| TEXT SHOWN |
▬▬▬▬▬▬▬▬▬▬
00:00:00

Description

Editorial

Binary Classification Quality Score Using Matthews Correlation

MEDIUM20 pts

In the world of binary classification, evaluating model performance goes far beyond simple accuracy. When dealing with imbalanced datasets—where one class significantly outnumbers the other—traditional metrics like accuracy can be highly misleading. A model that always predicts the majority class might achieve 95% accuracy but fail entirely at its actual purpose.

The Matthews Correlation Coefficient (MCC) addresses this challenge by providing a balanced evaluation metric that considers all four components of the confusion matrix: true positives (TP), true negatives (TN), false positives (FP), and false negatives (FN). Unlike accuracy, precision, or recall, the MCC produces a high score only when the classifier performs well across all four categories.

Mathematical Foundation: The MCC is computed using the following formula:

$$MCC = \frac{(TP \times TN) - (FP \times FN)}{\sqrt{(TP + FP)(TP + FN)(TN + FP)(TN + FN)}}$$

Interpretation of MCC Values:

+1: Perfect classification — the model makes no errors whatsoever
0: Performance equivalent to random guessing — no correlation between predictions and actual labels
-1: Complete inverse prediction — every prediction is wrong (which could actually be useful if inverted)

Edge Case Handling: When any of the four terms in the denominator equals zero (meaning one entire row or column of the confusion matrix is zero), the denominator becomes zero, making the coefficient undefined. In such cases, the convention is to return 0.0, indicating that the classifier is not providing meaningful discrimination between classes.

Your Task: Implement a function that computes the Matthews Correlation Coefficient for binary classification. The function should accept two lists of equal length containing ground truth labels and predicted labels (both containing only 0s and 1s), and return the MCC value rounded to 4 decimal places.
▬▬▬▬▬▬▬▬▬▬
Reproduce word for word the part of the Matthews correlation description that begins at the words "Edge Case Handling: When" and stops after the words "discrimination between classes.". The material after this point stands apart from the Matthews correlation description.

| SUPPLIED MATERIAL |
▬▬▬▬▬▬▬▬▬▬
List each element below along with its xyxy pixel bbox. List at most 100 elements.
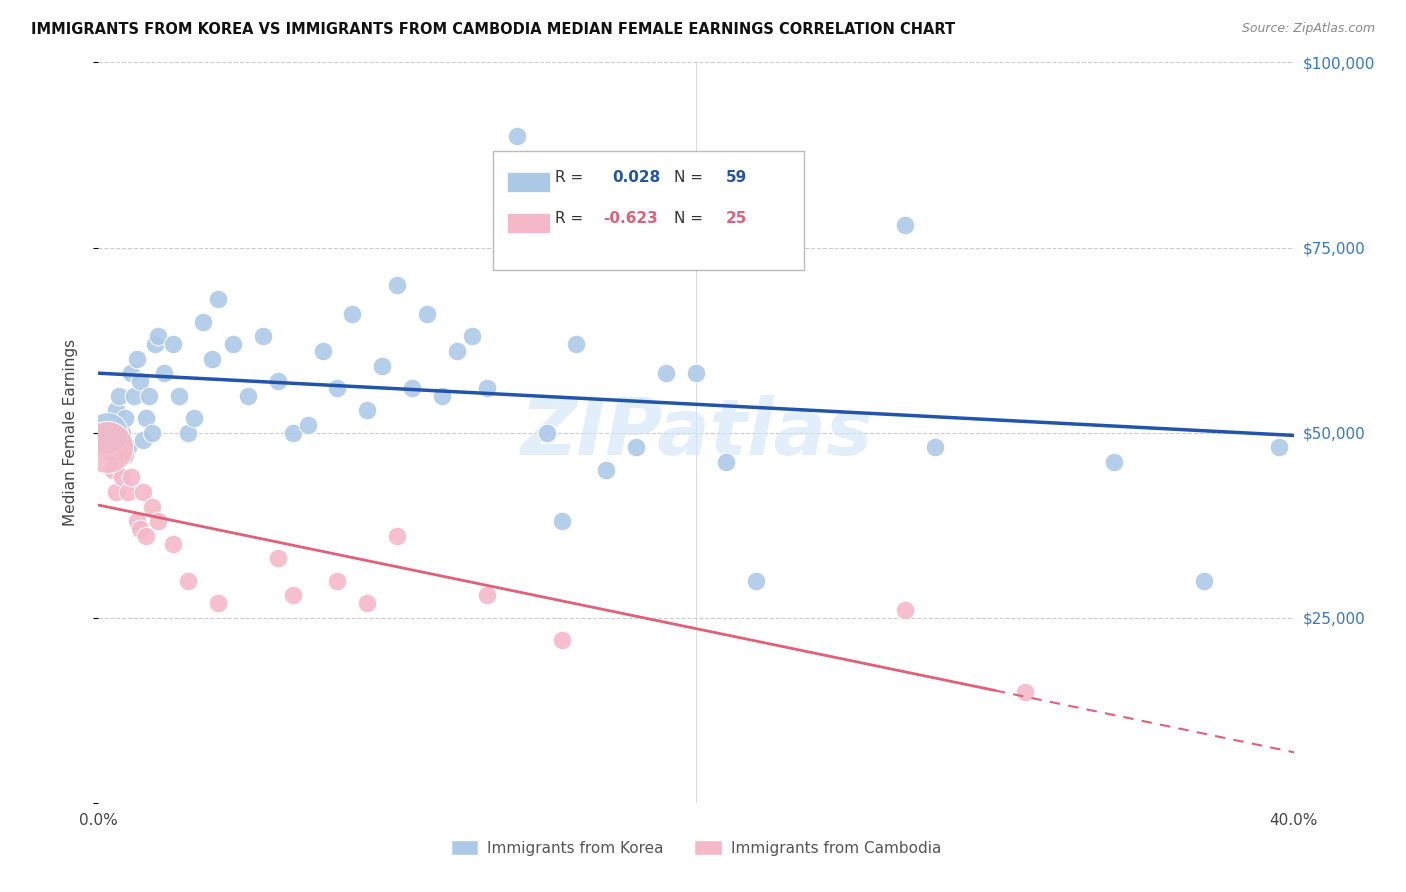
▬▬▬▬▬▬▬▬▬▬
| PROBLEM SOLUTION |
Edge Case Handling: When any of the four terms in the denominator equals zero (meaning one entire row or column of the confusion matrix is zero), the denominator becomes zero, making the coefficient undefined. In such cases, the convention is to return 0.0, indicating that the classifier is not providing meaningful discrimination between classes.